Short problem:
Pick every line with "products" from the material below.

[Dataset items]
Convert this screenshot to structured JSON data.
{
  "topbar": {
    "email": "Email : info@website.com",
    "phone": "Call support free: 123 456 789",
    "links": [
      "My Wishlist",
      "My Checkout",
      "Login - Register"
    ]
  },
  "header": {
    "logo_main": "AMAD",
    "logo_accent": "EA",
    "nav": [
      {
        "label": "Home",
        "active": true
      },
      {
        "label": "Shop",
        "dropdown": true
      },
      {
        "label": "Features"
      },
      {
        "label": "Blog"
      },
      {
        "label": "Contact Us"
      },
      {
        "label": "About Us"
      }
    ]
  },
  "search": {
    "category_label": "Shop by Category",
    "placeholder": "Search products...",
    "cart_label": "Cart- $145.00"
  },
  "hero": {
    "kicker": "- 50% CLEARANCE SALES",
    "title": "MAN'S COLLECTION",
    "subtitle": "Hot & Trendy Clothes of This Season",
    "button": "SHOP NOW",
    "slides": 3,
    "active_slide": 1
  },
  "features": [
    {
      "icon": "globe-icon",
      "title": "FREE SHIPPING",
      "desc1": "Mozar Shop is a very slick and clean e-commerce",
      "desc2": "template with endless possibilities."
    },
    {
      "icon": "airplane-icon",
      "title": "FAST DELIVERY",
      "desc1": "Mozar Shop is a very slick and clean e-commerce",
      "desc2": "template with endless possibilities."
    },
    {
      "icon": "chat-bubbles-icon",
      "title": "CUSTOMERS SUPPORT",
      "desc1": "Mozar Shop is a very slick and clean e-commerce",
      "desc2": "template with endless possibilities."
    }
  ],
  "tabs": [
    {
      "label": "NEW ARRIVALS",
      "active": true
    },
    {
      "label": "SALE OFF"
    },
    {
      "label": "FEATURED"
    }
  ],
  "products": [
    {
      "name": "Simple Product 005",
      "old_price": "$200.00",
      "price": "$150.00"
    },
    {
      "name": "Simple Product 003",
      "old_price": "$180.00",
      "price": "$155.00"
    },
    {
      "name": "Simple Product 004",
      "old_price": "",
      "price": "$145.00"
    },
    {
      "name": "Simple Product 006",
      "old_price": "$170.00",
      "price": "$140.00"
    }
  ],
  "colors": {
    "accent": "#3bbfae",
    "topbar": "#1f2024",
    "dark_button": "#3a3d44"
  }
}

Finished exercise:
    "placeholder": "Search products...",
  "products": [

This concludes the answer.